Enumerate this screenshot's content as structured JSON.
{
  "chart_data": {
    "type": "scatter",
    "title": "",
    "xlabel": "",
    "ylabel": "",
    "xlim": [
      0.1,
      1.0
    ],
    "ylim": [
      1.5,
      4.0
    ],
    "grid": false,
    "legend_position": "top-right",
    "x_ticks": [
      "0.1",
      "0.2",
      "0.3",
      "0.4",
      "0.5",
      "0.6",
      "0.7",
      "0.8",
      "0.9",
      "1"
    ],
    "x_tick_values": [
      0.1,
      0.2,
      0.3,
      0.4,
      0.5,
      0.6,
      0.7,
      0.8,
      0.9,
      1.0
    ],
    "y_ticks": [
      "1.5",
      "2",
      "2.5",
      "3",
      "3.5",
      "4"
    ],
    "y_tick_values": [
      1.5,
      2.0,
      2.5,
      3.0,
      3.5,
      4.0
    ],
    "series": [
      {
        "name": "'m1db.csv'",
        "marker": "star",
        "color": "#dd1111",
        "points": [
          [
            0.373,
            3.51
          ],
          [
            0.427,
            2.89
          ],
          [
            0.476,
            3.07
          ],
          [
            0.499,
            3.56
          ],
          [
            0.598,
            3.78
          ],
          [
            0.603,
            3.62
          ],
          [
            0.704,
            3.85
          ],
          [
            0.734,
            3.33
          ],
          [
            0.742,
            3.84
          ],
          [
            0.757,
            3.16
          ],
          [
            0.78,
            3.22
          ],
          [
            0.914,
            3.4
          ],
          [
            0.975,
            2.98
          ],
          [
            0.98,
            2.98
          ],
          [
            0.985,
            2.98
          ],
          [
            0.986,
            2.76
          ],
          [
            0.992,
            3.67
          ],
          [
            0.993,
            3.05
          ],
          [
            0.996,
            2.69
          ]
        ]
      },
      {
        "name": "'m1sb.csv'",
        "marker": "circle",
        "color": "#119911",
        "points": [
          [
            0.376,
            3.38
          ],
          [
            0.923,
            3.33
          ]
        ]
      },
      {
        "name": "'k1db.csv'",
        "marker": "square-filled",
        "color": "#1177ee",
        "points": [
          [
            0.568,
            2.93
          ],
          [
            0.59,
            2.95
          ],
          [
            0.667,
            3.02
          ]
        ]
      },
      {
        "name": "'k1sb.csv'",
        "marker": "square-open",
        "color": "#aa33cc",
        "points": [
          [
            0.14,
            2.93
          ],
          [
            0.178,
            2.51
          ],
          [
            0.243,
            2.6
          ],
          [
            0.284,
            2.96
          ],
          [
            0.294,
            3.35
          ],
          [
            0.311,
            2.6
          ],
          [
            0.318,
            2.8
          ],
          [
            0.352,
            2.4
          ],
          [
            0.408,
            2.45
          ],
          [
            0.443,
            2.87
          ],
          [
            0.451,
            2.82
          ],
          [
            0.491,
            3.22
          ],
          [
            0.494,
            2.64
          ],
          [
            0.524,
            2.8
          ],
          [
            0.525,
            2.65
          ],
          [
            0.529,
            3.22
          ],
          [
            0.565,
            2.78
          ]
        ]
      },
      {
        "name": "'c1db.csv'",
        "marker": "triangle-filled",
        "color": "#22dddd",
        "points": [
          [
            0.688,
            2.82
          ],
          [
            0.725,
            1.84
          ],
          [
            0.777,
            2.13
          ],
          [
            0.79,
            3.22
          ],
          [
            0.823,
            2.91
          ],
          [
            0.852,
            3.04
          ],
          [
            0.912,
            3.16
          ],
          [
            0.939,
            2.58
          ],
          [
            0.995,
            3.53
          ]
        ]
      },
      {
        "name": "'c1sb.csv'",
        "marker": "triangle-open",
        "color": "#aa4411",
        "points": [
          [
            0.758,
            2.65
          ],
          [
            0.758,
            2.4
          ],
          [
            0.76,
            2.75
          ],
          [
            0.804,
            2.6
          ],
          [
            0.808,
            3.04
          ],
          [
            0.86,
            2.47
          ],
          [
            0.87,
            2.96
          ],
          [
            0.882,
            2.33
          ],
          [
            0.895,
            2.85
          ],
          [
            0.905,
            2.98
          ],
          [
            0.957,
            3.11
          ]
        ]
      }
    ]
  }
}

WORK TO COMPLETE: Going through the entries above, tally each line that has the word "square". Answer with the number only.

TASK SOLUTION: 2